Look for the string "Park" and copy every line that has it.

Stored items

━━━━━━

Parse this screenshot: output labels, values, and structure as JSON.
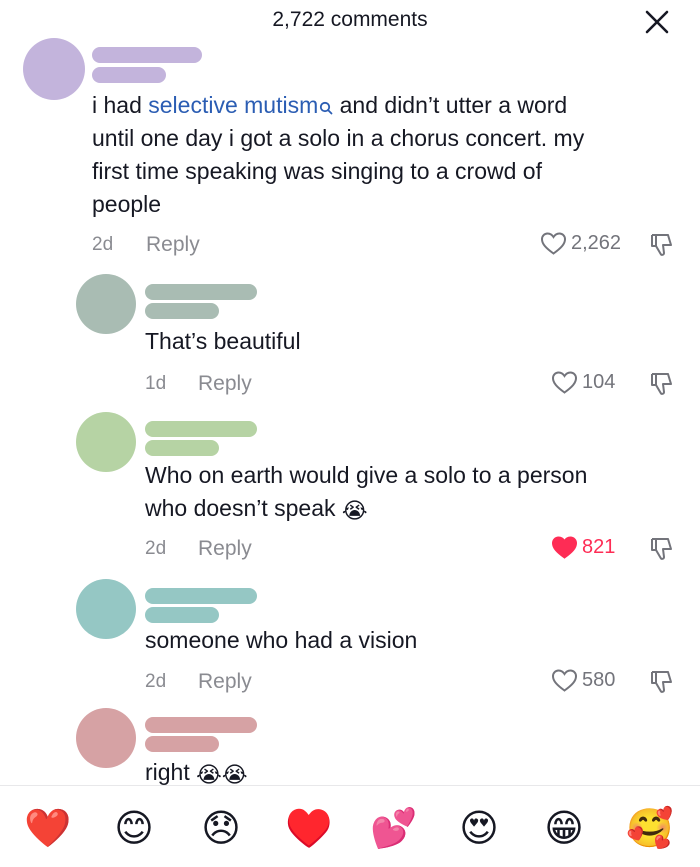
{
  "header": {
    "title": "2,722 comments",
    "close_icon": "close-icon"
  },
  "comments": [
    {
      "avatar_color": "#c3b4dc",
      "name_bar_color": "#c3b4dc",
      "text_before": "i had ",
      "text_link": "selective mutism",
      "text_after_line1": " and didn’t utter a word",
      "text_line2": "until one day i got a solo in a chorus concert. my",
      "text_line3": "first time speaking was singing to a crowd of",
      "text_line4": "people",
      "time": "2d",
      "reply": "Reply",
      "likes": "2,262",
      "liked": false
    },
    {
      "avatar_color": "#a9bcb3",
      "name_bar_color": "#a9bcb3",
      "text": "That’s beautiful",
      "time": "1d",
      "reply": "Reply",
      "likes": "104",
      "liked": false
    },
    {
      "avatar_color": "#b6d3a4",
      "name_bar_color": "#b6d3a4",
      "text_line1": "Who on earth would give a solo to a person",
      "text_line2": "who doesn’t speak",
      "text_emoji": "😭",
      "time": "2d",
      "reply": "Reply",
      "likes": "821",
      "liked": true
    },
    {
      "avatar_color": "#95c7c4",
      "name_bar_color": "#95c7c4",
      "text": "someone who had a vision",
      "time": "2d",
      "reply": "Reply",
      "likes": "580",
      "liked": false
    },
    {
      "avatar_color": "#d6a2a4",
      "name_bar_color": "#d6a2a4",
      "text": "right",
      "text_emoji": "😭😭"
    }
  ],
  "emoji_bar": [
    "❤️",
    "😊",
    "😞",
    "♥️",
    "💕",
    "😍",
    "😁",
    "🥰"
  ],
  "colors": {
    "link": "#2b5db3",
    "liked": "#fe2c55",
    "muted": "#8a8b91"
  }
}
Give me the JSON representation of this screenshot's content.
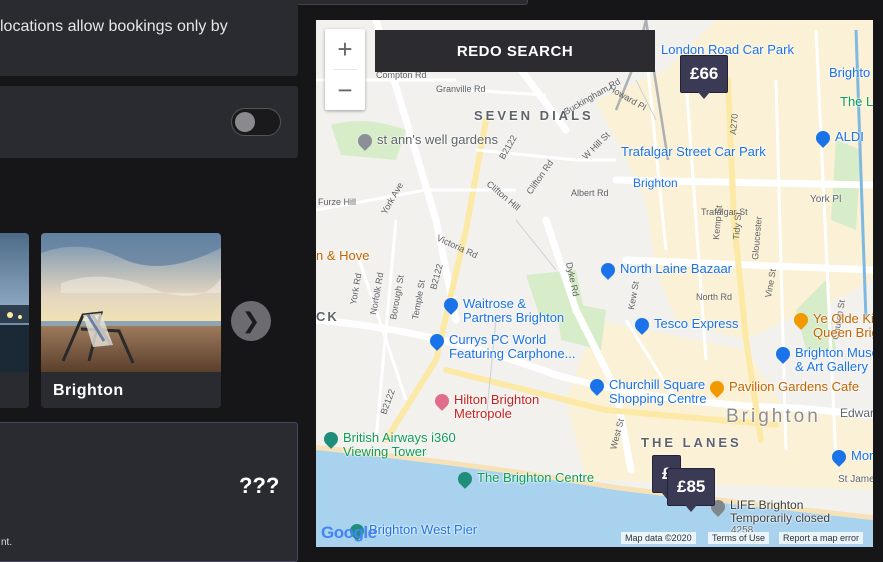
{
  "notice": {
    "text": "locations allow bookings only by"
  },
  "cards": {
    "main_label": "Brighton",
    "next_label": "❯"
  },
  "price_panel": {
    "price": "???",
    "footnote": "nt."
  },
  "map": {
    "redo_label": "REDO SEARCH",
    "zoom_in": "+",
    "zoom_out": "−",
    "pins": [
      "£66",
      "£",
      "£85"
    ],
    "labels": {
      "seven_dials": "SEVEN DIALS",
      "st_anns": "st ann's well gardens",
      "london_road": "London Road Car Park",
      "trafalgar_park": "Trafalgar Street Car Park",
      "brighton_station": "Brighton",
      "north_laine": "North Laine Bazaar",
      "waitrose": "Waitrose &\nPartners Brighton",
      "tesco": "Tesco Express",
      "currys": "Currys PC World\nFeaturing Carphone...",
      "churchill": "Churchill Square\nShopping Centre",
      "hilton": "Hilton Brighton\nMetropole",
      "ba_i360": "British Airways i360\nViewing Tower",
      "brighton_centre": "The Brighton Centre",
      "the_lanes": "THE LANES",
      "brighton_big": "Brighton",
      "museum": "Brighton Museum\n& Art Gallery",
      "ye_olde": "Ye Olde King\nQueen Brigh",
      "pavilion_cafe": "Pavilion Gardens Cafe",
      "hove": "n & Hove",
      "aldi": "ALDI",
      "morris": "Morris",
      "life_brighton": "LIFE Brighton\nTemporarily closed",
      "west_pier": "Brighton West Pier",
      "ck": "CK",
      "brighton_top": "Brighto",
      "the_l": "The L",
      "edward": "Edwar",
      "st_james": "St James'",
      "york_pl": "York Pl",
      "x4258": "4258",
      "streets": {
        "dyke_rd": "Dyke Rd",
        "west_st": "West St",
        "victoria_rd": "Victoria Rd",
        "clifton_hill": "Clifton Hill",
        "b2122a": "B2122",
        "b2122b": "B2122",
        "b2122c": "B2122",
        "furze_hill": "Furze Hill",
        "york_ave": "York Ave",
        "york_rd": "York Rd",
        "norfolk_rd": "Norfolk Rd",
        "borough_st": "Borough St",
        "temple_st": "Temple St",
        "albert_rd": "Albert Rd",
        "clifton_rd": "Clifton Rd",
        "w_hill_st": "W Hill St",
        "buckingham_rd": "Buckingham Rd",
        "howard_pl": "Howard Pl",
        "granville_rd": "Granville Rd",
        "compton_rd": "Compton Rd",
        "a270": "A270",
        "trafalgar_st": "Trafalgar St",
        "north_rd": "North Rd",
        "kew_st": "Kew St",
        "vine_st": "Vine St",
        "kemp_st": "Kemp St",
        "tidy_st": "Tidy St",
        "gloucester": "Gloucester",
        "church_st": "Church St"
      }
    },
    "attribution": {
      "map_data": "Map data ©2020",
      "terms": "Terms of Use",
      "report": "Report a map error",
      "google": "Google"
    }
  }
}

━━━━━━

**THE REPLY**.
      "london_road": "London Road Car Park",
      "trafalgar_park": "Trafalgar Street Car Park",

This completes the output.